■ Stored data entries:
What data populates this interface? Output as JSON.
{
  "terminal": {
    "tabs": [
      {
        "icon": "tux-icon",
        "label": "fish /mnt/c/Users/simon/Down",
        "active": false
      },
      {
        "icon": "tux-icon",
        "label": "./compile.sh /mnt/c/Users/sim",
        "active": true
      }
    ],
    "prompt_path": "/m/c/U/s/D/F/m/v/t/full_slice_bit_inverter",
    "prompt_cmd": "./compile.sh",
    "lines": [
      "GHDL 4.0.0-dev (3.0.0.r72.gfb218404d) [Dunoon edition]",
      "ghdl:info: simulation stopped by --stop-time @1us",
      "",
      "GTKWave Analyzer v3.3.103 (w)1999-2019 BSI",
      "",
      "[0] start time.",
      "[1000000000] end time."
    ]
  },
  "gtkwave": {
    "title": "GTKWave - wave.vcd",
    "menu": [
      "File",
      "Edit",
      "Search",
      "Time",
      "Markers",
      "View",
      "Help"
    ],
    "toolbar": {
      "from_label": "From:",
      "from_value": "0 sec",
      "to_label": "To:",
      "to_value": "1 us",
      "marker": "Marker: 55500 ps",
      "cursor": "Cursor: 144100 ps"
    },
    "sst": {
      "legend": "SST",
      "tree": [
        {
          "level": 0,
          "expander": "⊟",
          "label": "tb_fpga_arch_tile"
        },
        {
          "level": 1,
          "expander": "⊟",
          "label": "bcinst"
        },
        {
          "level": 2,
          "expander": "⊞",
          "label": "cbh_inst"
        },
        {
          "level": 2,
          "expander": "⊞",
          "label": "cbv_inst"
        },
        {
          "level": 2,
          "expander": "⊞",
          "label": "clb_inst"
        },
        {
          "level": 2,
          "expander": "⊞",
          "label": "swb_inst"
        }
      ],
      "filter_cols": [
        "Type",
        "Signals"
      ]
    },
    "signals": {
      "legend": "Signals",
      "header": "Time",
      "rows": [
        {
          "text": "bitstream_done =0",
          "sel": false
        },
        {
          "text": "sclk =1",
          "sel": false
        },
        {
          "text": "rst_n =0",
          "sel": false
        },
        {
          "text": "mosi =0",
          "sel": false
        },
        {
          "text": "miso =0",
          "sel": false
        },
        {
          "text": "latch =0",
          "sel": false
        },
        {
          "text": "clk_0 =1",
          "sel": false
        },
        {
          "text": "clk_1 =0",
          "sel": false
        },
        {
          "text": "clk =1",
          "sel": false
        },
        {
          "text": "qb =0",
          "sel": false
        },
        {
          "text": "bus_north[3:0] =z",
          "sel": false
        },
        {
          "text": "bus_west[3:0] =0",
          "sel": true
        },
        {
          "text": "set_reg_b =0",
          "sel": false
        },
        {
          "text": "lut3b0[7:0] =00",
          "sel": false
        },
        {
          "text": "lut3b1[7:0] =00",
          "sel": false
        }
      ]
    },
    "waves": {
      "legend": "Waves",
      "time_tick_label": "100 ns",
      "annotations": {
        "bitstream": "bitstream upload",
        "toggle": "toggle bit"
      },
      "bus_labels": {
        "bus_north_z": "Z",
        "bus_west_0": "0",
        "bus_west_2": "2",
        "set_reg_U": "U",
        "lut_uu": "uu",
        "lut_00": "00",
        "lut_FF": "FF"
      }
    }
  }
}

■ TO DO: Show every line of the records above that contains the word "Users".

■ WRITTEN ANSWER:
        "label": "fish /mnt/c/Users/simon/Down",
        "label": "./compile.sh /mnt/c/Users/sim",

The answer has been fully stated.